▶ _DOCUMENT_
━━━

Category: Politics

Politics. Whaddya need, a road map?

  • Corporate-Free Politics

    Corporate-Free Politics

    In a nutshell: Never vote for politicians who accept big money from corporations or the rich.

    We would all prefer politicians who answer only to the people, and not to wealthy special interests. Solving that is a tough problem; this article explains one aspect of it. As a scientist might put it, this element is necessary, but not sufficient to solve the problem.

    What is that element? To put it simply:

    Any politician who accepts big money from the rich, ends up serving the rich, instead of the people who elected them.

    Politicians (especially the ones who love getting big donations from the rich) will claim that they’re not biased by those donations.

    Give me a damn break. Rich people aren’t going to donate to a candidate if those donations aren’t going to do them any good. They want something in exchange: favorable laws, streamlined regulatory approval, or any of the other forms of legalized bribery that our system allows.

    We’ve tried imposing rules on political donations from above, but the rich have so much money that they’ve essentially bought themselves immunity from those laws, mainly by way of pro-rich-people court decisions like Citizens United. We can’t stop rich people from, in effect, donating all the money they want to politicians.

    But we can stop politicians from accepting that money. More accurately, we can support politicians who refuse to accept that money. Organizations like the Richmond Progressive Alliance only support candidates that don’t take corporate money. Individual voters can be taught to follow this principle, and if enough of them do so, corporate politicians will have a harder and harder time getting elected.

    What, no money?

    Strictly speaking, a candidate could accept money from a corporation or rich person, as long as it’s not disproportionate. That means they won’t accept a donation that’s larger than what the average voter could manage. So a candidate might establish (for example) a $500 cap, and refuse any donations from any individual source over that amount.

    A blue-collar family, if they really believed in a candidate, could probably scrape together that much to donate. A big company or rich family could easily do so. But since the cap is low enough so that any one donation doesn’t have a big impact on the campaign, the candidate is not beholden to the donor, regardless of whether they’re a single family or a billion-dollar company.

━━━

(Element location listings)
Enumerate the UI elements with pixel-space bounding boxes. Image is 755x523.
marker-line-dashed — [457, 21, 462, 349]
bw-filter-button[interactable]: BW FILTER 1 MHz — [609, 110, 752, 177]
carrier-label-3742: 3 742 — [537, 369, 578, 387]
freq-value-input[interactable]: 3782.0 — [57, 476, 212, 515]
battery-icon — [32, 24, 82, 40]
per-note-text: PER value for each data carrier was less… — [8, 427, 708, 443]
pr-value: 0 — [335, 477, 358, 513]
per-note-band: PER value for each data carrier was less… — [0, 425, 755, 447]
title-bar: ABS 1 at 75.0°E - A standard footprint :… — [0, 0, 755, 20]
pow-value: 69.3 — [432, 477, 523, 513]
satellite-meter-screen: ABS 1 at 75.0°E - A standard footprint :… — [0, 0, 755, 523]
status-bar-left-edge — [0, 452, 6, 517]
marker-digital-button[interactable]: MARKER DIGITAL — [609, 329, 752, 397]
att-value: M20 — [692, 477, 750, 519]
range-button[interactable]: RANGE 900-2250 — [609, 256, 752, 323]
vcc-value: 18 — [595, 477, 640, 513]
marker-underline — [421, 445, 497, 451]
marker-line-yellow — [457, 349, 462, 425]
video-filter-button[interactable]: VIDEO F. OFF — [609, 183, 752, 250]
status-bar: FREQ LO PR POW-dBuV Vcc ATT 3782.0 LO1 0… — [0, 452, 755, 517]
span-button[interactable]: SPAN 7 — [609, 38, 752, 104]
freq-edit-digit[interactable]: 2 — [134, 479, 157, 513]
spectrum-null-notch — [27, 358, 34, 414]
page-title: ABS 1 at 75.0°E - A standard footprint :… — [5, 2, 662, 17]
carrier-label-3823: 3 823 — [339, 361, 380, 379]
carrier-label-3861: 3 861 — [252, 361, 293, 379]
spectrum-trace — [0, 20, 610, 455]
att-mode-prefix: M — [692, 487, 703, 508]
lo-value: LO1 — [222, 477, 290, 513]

━━━

▶ _WORK TO DO_
[1] According to the article on corporate-free politics, why does a candidate who caps donations at a low amount, such as $500, not end up beholden to a big company or rich family that gives the maximum?
[2] In the article on corporate-free politics, which organization is named as supporting only candidates who don't take corporate money?
[3] Reproduce the passage of the politics article starting at "But we can stop" and ending at "time getting elected.".

▶ _TASK-BY-TASK SOLUTIONS_
[1] The cap is low enough that no single donation has a big impact on the campaign. So the candidate doesn't owe the donor anything, whether it's one family or a billion-dollar company.

[2] The Richmond Progressive Alliance.

[3]
But we can stop politicians from accepting that money. More accurately, we can support politicians who refuse to accept that money. Organizations like the Richmond Progressive Alliance only support candidates that don’t take corporate money. Individual voters can be taught to follow this principle, and if enough of them do so, corporate politicians will have a harder and harder time getting elected.